* Record excerpts:

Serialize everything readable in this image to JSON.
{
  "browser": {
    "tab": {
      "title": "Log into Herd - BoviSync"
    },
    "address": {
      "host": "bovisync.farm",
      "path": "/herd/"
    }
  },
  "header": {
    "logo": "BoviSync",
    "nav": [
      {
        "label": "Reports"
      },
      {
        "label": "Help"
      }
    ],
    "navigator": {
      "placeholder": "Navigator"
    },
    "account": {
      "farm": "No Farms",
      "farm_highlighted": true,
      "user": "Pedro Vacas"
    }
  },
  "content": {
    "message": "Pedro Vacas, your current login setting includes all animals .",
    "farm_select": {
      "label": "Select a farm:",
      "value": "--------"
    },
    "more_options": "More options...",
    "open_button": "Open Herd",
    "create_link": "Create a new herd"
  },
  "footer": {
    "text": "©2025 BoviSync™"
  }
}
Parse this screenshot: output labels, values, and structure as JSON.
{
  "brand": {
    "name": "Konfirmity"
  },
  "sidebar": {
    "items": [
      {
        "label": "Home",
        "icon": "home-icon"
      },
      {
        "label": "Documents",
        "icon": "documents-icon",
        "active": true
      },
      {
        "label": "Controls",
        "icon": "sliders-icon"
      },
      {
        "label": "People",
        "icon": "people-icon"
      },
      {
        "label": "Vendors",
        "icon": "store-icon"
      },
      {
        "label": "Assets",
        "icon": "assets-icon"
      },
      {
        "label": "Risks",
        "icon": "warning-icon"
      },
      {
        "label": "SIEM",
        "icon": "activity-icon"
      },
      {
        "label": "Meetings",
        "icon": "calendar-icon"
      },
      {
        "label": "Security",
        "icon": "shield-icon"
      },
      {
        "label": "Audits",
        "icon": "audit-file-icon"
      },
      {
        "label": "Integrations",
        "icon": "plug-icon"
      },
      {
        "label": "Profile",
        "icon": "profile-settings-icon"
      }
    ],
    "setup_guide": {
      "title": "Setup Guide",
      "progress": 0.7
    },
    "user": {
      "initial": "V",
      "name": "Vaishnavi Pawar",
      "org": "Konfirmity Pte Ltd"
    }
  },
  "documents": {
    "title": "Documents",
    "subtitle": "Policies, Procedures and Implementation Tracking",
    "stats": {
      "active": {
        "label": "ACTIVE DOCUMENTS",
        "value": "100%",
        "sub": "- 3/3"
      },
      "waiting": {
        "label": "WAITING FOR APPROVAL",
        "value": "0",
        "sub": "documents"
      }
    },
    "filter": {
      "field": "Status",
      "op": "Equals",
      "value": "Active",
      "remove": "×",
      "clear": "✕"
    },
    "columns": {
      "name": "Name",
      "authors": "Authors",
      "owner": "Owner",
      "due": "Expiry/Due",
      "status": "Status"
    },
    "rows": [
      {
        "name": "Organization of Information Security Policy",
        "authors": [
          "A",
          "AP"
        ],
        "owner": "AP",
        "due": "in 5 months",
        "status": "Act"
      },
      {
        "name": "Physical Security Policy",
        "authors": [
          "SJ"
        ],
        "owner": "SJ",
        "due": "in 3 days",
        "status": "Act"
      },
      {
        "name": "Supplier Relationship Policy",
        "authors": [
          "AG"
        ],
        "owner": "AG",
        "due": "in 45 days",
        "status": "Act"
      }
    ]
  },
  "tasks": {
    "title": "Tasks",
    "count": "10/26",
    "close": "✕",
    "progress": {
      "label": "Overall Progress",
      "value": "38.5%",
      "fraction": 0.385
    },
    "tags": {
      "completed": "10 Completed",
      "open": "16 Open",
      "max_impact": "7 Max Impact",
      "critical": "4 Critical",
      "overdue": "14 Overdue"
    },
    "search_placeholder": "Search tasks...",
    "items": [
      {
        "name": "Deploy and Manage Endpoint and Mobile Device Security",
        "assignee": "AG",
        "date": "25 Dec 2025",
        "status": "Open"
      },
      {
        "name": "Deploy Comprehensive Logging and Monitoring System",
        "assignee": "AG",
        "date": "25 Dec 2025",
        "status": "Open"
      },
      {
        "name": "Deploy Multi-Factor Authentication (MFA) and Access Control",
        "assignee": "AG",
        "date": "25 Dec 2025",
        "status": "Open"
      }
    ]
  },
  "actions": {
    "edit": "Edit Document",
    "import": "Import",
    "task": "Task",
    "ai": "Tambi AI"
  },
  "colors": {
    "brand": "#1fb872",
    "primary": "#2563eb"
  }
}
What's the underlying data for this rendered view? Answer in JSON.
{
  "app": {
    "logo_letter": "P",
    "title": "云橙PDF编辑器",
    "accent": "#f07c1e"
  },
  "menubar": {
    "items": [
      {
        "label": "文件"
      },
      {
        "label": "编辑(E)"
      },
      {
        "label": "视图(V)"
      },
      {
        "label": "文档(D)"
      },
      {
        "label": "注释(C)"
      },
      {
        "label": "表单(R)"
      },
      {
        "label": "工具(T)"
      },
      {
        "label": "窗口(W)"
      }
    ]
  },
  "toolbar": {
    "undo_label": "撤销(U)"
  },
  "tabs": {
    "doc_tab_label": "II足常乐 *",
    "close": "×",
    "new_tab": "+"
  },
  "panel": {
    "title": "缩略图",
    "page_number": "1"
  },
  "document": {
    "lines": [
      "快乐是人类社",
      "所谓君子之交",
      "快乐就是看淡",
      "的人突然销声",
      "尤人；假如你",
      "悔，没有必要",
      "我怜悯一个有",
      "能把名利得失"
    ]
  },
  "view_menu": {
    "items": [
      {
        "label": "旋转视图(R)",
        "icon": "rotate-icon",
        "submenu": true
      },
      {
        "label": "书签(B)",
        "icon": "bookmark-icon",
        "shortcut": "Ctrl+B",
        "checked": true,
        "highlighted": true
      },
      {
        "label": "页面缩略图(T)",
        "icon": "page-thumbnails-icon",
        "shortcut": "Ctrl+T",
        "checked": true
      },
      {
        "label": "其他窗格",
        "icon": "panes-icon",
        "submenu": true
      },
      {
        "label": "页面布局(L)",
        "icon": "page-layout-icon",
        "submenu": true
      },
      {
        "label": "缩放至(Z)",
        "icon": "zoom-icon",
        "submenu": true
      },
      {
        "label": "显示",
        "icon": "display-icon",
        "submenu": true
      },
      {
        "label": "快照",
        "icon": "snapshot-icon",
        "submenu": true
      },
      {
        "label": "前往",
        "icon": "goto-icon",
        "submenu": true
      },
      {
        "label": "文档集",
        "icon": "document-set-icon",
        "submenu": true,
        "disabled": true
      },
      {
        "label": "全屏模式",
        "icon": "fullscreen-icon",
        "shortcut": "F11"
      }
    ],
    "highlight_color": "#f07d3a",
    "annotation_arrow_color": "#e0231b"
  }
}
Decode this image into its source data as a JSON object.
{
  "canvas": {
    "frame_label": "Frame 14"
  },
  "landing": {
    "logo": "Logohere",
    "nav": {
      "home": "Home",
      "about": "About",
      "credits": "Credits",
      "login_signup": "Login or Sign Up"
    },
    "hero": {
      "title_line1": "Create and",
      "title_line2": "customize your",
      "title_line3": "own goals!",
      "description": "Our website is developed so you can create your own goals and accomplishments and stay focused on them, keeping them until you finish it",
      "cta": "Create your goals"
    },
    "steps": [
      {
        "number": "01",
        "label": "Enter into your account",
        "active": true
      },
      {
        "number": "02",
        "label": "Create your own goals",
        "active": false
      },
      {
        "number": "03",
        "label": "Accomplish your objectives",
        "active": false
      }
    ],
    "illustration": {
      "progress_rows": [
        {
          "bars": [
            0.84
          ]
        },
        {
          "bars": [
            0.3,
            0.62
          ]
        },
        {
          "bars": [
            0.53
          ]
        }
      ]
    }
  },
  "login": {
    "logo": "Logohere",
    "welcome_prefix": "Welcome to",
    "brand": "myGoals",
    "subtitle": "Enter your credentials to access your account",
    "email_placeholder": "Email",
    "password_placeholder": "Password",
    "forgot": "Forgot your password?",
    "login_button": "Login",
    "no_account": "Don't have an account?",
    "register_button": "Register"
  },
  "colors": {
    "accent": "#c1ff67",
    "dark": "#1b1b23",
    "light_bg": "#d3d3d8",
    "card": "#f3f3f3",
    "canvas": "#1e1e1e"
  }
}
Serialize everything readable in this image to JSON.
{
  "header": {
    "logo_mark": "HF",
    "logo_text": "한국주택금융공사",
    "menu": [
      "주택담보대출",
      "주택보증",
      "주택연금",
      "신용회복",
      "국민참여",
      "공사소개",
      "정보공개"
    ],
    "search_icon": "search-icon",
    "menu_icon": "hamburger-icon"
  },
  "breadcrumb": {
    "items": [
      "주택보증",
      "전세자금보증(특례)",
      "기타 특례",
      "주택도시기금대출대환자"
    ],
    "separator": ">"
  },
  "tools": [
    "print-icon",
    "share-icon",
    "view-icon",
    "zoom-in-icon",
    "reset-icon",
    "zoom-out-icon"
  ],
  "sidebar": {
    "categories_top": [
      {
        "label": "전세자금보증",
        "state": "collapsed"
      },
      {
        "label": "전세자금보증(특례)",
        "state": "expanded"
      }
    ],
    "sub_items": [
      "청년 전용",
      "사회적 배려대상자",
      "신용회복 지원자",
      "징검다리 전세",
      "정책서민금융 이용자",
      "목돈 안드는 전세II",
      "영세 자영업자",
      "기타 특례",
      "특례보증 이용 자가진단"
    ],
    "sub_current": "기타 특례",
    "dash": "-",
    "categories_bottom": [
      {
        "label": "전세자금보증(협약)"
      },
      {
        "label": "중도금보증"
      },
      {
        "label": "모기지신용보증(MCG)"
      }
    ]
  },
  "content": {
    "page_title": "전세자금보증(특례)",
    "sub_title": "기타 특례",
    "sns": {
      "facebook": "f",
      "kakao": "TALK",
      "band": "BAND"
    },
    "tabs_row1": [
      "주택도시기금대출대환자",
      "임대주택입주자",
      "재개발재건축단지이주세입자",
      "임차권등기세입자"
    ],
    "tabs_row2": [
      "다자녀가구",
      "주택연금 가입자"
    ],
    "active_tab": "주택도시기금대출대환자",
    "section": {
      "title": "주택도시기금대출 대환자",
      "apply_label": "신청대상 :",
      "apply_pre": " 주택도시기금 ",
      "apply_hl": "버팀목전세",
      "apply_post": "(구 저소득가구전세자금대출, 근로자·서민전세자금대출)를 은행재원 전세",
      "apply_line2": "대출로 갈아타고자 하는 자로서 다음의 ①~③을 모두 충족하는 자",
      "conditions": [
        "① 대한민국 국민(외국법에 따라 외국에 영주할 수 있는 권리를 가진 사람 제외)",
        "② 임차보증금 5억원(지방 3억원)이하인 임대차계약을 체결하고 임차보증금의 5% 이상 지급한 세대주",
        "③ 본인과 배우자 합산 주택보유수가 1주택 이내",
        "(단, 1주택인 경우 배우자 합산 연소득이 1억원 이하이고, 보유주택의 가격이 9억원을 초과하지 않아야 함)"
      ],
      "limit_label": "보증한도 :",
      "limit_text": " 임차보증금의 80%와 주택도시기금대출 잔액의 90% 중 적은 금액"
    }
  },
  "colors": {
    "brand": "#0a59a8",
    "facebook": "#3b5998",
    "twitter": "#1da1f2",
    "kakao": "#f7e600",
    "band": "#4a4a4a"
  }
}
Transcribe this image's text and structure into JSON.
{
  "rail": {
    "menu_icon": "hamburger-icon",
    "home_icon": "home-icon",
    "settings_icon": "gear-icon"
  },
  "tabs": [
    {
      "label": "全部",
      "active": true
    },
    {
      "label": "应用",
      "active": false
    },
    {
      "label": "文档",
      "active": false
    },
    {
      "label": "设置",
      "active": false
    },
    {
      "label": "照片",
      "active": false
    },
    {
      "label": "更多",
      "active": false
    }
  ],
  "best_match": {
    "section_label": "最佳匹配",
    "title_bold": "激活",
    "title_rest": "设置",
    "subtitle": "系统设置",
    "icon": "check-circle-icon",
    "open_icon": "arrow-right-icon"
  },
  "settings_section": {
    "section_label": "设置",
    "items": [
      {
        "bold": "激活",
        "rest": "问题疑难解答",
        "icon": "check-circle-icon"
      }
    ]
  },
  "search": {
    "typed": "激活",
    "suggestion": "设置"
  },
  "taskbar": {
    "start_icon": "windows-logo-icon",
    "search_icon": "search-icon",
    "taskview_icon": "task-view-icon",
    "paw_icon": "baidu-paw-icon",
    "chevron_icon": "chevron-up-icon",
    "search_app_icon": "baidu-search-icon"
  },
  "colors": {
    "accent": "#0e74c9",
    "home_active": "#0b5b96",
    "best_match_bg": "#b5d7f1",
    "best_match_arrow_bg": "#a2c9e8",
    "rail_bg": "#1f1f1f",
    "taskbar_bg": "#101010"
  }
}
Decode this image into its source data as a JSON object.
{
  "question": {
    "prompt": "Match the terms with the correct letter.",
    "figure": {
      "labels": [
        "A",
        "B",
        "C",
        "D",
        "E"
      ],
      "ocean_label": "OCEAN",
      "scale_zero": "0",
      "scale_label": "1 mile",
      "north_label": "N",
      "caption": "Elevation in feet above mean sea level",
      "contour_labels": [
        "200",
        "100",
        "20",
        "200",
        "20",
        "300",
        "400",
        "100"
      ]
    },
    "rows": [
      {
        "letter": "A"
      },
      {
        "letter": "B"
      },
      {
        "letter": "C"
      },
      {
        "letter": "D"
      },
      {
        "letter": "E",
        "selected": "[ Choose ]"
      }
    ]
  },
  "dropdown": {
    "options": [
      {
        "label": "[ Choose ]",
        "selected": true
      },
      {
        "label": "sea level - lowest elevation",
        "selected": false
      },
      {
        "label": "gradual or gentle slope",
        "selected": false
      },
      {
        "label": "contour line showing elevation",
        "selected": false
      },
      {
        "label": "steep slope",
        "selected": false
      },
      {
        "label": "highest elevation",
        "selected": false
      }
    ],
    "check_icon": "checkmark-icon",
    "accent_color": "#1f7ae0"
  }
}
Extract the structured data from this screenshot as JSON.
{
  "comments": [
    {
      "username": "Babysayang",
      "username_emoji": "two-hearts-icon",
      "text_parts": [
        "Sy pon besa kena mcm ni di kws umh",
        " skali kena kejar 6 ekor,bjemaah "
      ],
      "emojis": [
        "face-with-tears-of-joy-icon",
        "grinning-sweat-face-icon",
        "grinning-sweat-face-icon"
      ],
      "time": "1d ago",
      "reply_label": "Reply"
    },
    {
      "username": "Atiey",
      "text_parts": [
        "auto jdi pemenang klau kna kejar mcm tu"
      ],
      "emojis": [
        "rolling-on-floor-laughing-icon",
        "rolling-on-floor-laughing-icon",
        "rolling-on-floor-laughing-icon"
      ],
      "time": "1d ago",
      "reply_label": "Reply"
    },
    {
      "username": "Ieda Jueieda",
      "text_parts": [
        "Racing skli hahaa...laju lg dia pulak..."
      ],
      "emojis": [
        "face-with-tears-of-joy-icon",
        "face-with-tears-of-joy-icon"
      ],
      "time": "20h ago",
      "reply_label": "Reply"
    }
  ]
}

* Problem requirements: Pick out all the lines with the word "circle" in them and copy them.

* Reply:
    "icon": "check-circle-icon",
        "icon": "check-circle-icon"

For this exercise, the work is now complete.